Quoted text:
________

JointQ¶

JointQ Quantizer¶

JointQ `dataclass` ¶

JointQ(name: str = None, num_layers: int = None, calc_quant_error: bool = False, include_layer_names: list[str] = None, exclude_layer_names: list[str] = (lambda: ['lm_head'])(), include_layer_keywords: list[str] = None, exclude_layer_keywords: list[str] = None, target_layer_types: tuple = (lambda: (Linear,))(), hessian_dtype: dtype = torch.float64, module_to_name: dict = dict(), results: dict = dict(), flag_calibration: bool = True, flag_hessian: bool = False, flag_xtx: bool = True, bits: int = 4, symmetric: bool = False, group_size: int = 128, batch_size: Optional[int] = None, log_level: int = 0, device: Optional[device] = None, regularization_lambda: Optional[float] = 0.2, actorder: bool = False, ils_enabled: bool = False, ils_num_iterations: int = 10, ils_num_clones: int = 8, ils_num_channels: Optional[int] = None)

________

Dataset excerpts:
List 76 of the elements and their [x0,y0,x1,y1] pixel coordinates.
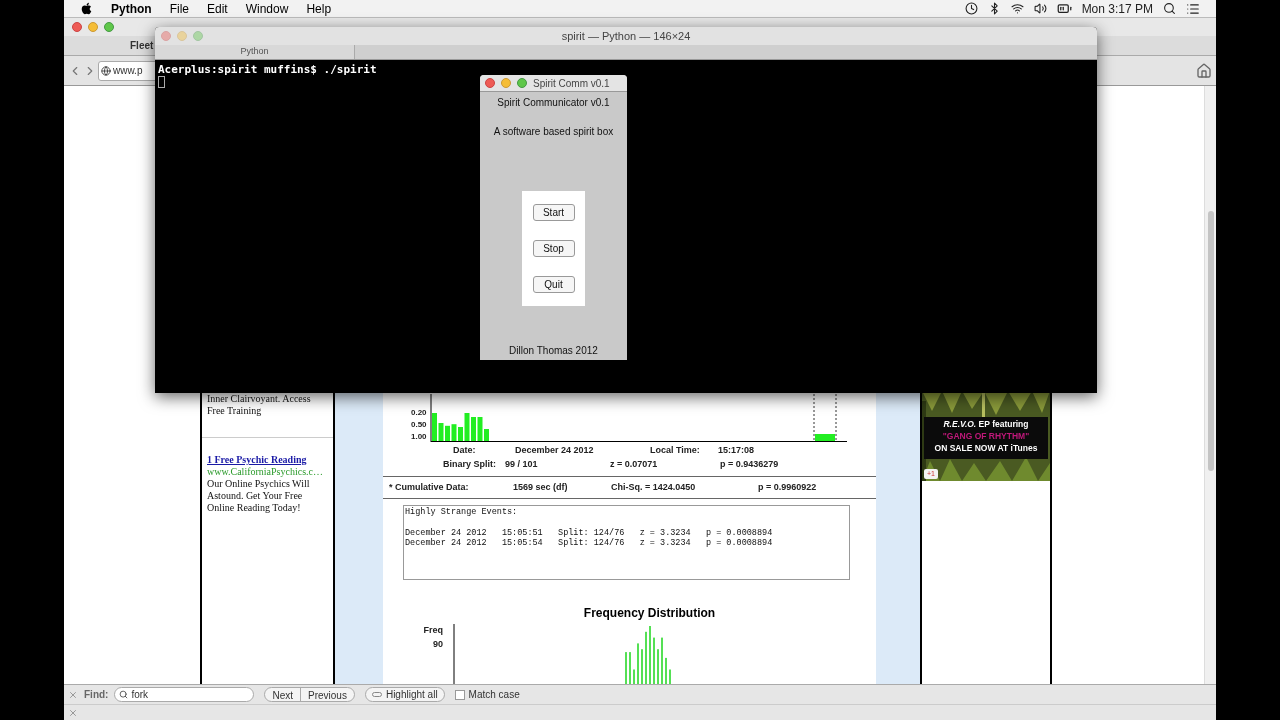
split-value: 99 / 101 [505,458,539,472]
chi-square-value: Chi-Sq. = 1424.0450 [611,480,697,494]
minimize-light-icon[interactable] [501,78,511,88]
browser-tab[interactable]: Fleet [128,38,156,53]
app-heading: Spirit Communicator v0.1 [496,96,611,110]
search-icon [119,690,129,699]
axis-tick: 0.50 [411,419,427,429]
apple-icon[interactable] [80,2,93,15]
window-title: spirit — Python — 146×24 [560,28,692,44]
find-field[interactable]: fork [114,687,255,702]
zoom-light-icon[interactable] [517,78,527,88]
p-value: p = 0.9436279 [720,458,779,472]
app-button[interactable]: Quit [532,275,575,293]
wifi-icon[interactable] [1010,2,1024,15]
z-value: z = 0.07071 [610,458,659,472]
cumulative-label: * Cumulative Data: [389,480,470,494]
p-value: p = 0.9960922 [758,480,817,494]
ad-line: ON SALE NOW AT iTunes [934,442,1038,454]
close-light-icon[interactable] [72,22,82,32]
close-icon[interactable] [68,707,78,718]
menu-item[interactable]: Help [306,0,332,18]
menu-item[interactable]: Edit [207,0,228,18]
app-button[interactable]: Start [532,204,575,222]
match-case-label: Match case [468,688,520,702]
events-heading: Highly Strange Events: [405,507,519,518]
volume-icon[interactable] [1033,2,1047,15]
axis-tick: 0.20 [411,407,427,417]
app-menu[interactable]: Python [111,0,152,18]
globe-icon [101,65,111,76]
find-label: Find: [84,688,109,702]
highlight-all-button[interactable]: Highlight all [364,687,445,702]
ad-text: Our Online Psychics Will Astound. Get Your Free Online Reading Today! [207,478,311,514]
zoom-light-icon[interactable] [104,22,114,32]
terminal-line: Acerplus:spirit muffins$ ./spirit [158,63,378,76]
app-button[interactable]: Stop [532,240,575,257]
find-nav-button[interactable]: Next [265,688,300,701]
app-subtitle: A software based spirit box [492,125,615,139]
find-nav-button[interactable]: Previous [300,688,354,701]
text-cursor [158,76,165,88]
date-label: Date: [453,443,477,457]
y-axis [453,624,455,684]
df-value: 1569 sec (df) [513,480,569,494]
ad-line: R.E.V.O. EP featuring [943,418,1029,430]
events-text-area[interactable]: Highly Strange Events: December 24 2012 15:05:51 Split: 124/76 z = 3.3234 p = 0.0008894 December 24 2012 15:05:54 Split: 124/76 z = 3.3234 p = 0.0008894 [403,505,850,580]
scrollbar[interactable] [1204,86,1216,684]
menu-item[interactable]: File [169,0,189,18]
list-icon[interactable] [1186,1,1200,16]
clock-icon[interactable] [964,2,978,15]
chart-bar [814,433,835,441]
dotted-line [835,393,837,442]
axis-label: Freq [423,624,443,637]
match-case-checkbox[interactable] [454,689,465,700]
close-light-icon[interactable] [485,78,495,88]
axis-tick: 1.00 [411,431,427,441]
terminal-tab[interactable]: Python [155,45,355,59]
ad-link[interactable]: 1 Free Psychic Reading [207,454,328,466]
ad-line: "GANG OF RHYTHM" [942,430,1030,442]
menu-clock[interactable]: Mon 3:17 PM [1081,0,1153,18]
chart-title: Frequency Distribution [582,605,717,622]
app-footer: Dillon Thomas 2012 [480,343,627,358]
split-label: Binary Split: [443,458,497,472]
battery-icon[interactable] [1056,1,1072,16]
dotted-line [813,393,815,442]
date-value: December 24 2012 [515,443,595,457]
window-title: Spirit Comm v0.1 [533,76,610,91]
ad-url: www.CaliforniaPsychics.c… [207,466,324,478]
search-icon[interactable] [1163,2,1176,15]
event-row-text: December 24 2012 15:05:54 Split: 124/76 z = 3.3234 p = 0.0008894 [405,538,774,549]
home-icon[interactable] [1196,62,1212,79]
menu-item[interactable]: Window [245,0,289,18]
time-value: 15:17:08 [718,443,755,457]
minimize-light-icon[interactable] [88,22,98,32]
time-label: Local Time: [650,443,701,457]
event-row-text: December 24 2012 15:05:51 Split: 124/76 z = 3.3234 p = 0.0008894 [405,528,774,538]
axis-tick: 90 [433,637,443,651]
close-icon[interactable] [68,689,78,700]
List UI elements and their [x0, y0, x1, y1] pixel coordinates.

________

Required actions:
1. In the JointQ documentation above, rewrite the paragraph beginning "JointQ(name: str = None" as a list of its parameters, giving each one's type and default value.
2. Write the next part of the JointQ documentation, picking up directly after the class signature with which it ends.

Results for each task:
1.
- name: str, default None
- num_layers: int, default None
- calc_quant_error: bool, default False
- include_layer_names: list[str], default None
- exclude_layer_names: list[str], default ['lm_head']
- include_layer_keywords: list[str], default None
- exclude_layer_keywords: list[str], default None
- target_layer_types: tuple, default (Linear,)
- hessian_dtype: dtype, default torch.float64
- module_to_name: dict, default an empty dict
- results: dict, default an empty dict
- flag_calibration: bool, default True
- flag_hessian: bool, default False
- flag_xtx: bool, default True
- bits: int, default 4
- symmetric: bool, default False
- group_size: int, default 128
- batch_size: Optional[int], default None
- log_level: int, default 0
- device: Optional[device], default None
- regularization_lambda: Optional[float], default 0.2
- actorder: bool, default False
- ils_enabled: bool, default False
- ils_num_iterations: int, default 10
- ils_num_clones: int, default 8
- ils_num_channels: Optional[int], default None

2.
Bases: Quantizer

JointQ quantizer class

JointQ is a quantization method that uses the jointq package.

Attributes:

Name	Type	Description
`bits`	`int`	Number of bits for quantization. Default is 4.
`symmetric`	`bool`	Whether to use symmetric quantization. Default is False.
`group_size`	`int or None`	Group size for quantization. Default is 128. If None, per-channel quantization is used.
`batch_size`	`int`	Batch size for quantization. Default is None (solve all at once).
`log_level`	`int`	Log level (0: none, 1: minimal, 2: detailed). Default is 0.
`device`	`device`	Device for quantization.
`regularization_lambda`	`float`	Tikhonov regularization strength. Default is 0.2. Replaces X^T X with X^T X + nλI, where n = dim_n. λ is relative to the normalized Hessian (1/n)X^T X, so its meaning is consistent across different calibration sample sizes. Recommended range: 0.1 to 1.0.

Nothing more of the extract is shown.